▶ Input records
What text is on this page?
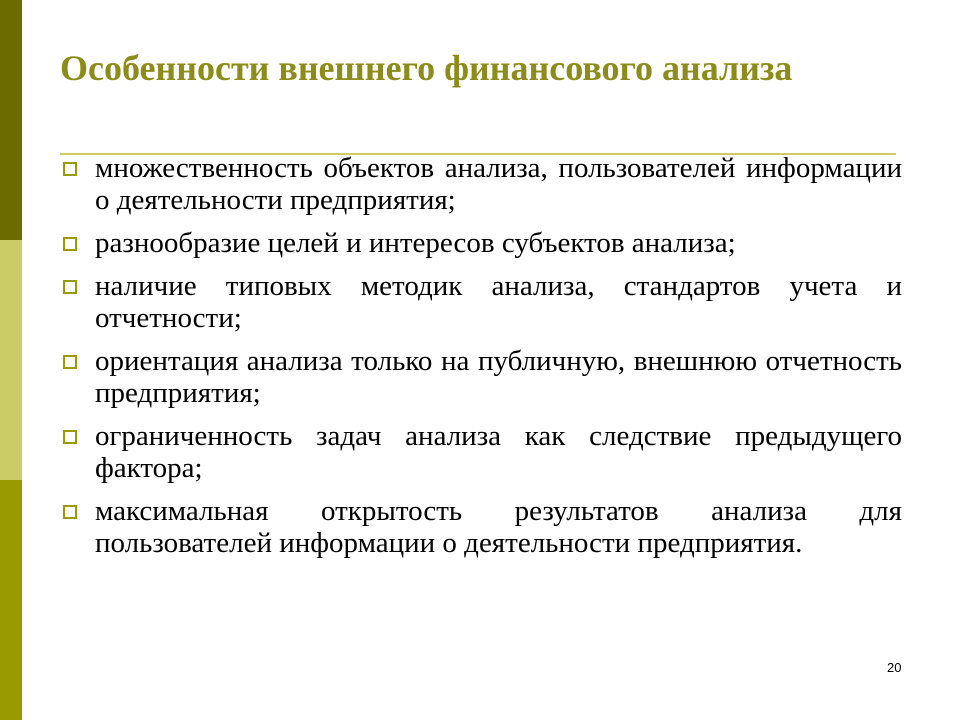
Особенности внешнего финансового анализа
множественность объектов анализа, пользователей информации о деятельности предприятия;
разнообразие целей и интересов субъектов анализа;
наличие типовых методик анализа, стандартов учета и отчетности;
ориентация анализа только на публичную, внешнюю отчетность предприятия;
ограниченность задач анализа как следствие предыдущего фактора;
максимальная открытость результатов анализа для пользователей информации о деятельности предприятия.
20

▶ Task description
Restate the data above word for word. Skip every picture.

▶ Worked solution
What text is on this page?
Особенности внешнего финансового анализа
множественность объектов анализа, пользователей информации о деятельности предприятия;
разнообразие целей и интересов субъектов анализа;
наличие типовых методик анализа, стандартов учета и отчетности;
ориентация анализа только на публичную, внешнюю отчетность предприятия;
ограниченность задач анализа как следствие предыдущего фактора;
максимальная открытость результатов анализа для пользователей информации о деятельности предприятия.
20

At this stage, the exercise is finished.